请从材料开头起，一直到包含“svg-text:Input HSI: Input”的那一行为止，将这些行原样照录，首尾两行均须包括在内。

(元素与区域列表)
__________

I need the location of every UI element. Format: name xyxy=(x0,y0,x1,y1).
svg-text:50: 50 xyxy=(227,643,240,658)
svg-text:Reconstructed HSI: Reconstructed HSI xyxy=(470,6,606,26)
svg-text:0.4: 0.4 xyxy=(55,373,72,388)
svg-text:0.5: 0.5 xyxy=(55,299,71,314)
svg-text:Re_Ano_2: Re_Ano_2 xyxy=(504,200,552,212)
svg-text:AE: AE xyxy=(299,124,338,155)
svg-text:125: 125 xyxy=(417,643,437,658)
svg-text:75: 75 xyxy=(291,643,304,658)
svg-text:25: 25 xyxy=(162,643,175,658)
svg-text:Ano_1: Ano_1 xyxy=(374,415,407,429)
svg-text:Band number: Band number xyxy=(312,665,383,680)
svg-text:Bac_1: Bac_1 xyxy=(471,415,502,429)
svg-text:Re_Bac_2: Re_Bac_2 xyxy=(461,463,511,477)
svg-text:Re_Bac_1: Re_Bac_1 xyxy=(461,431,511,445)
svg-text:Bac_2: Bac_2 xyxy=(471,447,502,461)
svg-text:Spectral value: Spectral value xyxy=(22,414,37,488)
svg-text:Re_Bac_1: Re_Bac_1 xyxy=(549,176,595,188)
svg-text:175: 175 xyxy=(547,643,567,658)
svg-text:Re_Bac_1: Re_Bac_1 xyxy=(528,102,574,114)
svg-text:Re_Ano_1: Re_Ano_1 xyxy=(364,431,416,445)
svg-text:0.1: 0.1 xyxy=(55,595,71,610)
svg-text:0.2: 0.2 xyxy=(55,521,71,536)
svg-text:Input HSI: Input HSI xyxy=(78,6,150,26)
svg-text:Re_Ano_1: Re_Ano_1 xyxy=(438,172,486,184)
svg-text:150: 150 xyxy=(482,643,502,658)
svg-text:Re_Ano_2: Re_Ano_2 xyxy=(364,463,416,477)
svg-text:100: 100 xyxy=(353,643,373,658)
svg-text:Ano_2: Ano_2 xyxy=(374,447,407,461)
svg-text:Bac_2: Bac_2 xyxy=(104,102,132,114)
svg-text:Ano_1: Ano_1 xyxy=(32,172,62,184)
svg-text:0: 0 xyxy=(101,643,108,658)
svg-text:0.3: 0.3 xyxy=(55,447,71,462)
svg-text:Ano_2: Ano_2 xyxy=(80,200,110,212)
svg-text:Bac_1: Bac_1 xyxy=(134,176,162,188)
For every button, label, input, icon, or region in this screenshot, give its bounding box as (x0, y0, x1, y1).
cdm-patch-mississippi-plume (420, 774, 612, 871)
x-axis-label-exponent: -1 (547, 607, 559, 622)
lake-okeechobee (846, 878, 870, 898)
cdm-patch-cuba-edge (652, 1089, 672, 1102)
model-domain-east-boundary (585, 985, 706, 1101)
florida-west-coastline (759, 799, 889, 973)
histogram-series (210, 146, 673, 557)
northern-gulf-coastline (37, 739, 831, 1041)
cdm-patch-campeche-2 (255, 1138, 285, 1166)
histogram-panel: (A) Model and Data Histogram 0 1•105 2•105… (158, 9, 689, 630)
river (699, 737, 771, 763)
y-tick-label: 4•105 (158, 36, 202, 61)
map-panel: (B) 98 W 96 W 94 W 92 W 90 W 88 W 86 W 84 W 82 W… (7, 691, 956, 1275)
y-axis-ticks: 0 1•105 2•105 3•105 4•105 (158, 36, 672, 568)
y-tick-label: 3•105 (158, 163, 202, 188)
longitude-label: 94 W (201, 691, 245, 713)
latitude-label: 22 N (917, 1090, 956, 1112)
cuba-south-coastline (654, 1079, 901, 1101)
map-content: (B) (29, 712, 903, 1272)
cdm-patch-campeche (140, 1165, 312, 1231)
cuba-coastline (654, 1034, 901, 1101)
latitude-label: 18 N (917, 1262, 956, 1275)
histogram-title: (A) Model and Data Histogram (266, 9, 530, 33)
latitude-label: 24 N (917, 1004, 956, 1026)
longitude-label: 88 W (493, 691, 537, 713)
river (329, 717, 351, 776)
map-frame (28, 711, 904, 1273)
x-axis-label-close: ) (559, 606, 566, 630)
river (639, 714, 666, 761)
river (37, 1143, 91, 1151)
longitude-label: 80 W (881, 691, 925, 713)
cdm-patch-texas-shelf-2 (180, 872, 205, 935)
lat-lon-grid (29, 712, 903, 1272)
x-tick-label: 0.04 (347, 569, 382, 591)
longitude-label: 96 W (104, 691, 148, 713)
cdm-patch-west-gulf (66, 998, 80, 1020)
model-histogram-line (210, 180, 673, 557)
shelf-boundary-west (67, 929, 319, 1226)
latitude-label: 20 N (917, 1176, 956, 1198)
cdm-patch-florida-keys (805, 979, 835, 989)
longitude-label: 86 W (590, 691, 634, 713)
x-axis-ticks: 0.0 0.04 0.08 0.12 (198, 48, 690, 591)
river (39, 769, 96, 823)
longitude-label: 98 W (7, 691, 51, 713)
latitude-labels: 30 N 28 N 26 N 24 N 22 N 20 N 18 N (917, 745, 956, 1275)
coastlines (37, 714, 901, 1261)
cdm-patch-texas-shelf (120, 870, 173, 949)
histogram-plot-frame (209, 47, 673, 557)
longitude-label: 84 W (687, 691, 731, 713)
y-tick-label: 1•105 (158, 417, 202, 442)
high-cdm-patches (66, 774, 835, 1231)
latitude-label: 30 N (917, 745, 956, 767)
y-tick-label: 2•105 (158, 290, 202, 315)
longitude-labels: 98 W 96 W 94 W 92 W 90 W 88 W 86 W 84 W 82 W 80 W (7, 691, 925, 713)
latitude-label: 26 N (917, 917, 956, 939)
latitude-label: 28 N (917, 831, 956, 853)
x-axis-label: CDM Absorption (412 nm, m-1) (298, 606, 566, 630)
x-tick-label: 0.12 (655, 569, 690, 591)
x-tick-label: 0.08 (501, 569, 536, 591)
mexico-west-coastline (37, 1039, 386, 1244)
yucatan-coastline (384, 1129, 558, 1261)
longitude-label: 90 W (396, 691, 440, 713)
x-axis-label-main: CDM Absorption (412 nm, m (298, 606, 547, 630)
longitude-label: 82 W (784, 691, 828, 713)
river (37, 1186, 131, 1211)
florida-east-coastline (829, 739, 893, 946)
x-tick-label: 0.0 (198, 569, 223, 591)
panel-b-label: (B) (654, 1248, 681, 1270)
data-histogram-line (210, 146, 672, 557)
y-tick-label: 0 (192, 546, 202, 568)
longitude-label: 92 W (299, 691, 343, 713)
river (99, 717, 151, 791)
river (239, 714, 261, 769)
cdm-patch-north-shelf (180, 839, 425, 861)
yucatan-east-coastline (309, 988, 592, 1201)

__________

书面答复:
I need the location of every UI element. Format: name xyxy=(x0,y0,x1,y1).
svg-text:50: 50 xyxy=(227,643,240,658)
svg-text:Reconstructed HSI: Reconstructed HSI xyxy=(470,6,606,26)
svg-text:0.4: 0.4 xyxy=(55,373,72,388)
svg-text:0.5: 0.5 xyxy=(55,299,71,314)
svg-text:Re_Ano_2: Re_Ano_2 xyxy=(504,200,552,212)
svg-text:AE: AE xyxy=(299,124,338,155)
svg-text:125: 125 xyxy=(417,643,437,658)
svg-text:75: 75 xyxy=(291,643,304,658)
svg-text:25: 25 xyxy=(162,643,175,658)
svg-text:Ano_1: Ano_1 xyxy=(374,415,407,429)
svg-text:Band number: Band number xyxy=(312,665,383,680)
svg-text:Bac_1: Bac_1 xyxy=(471,415,502,429)
svg-text:Re_Bac_2: Re_Bac_2 xyxy=(461,463,511,477)
svg-text:Re_Bac_1: Re_Bac_1 xyxy=(461,431,511,445)
svg-text:Bac_2: Bac_2 xyxy=(471,447,502,461)
svg-text:Spectral value: Spectral value xyxy=(22,414,37,488)
svg-text:Re_Bac_1: Re_Bac_1 xyxy=(549,176,595,188)
svg-text:175: 175 xyxy=(547,643,567,658)
svg-text:Re_Bac_1: Re_Bac_1 xyxy=(528,102,574,114)
svg-text:Re_Ano_1: Re_Ano_1 xyxy=(364,431,416,445)
svg-text:0.1: 0.1 xyxy=(55,595,71,610)
svg-text:0.2: 0.2 xyxy=(55,521,71,536)
svg-text:Input HSI: Input HSI xyxy=(78,6,150,26)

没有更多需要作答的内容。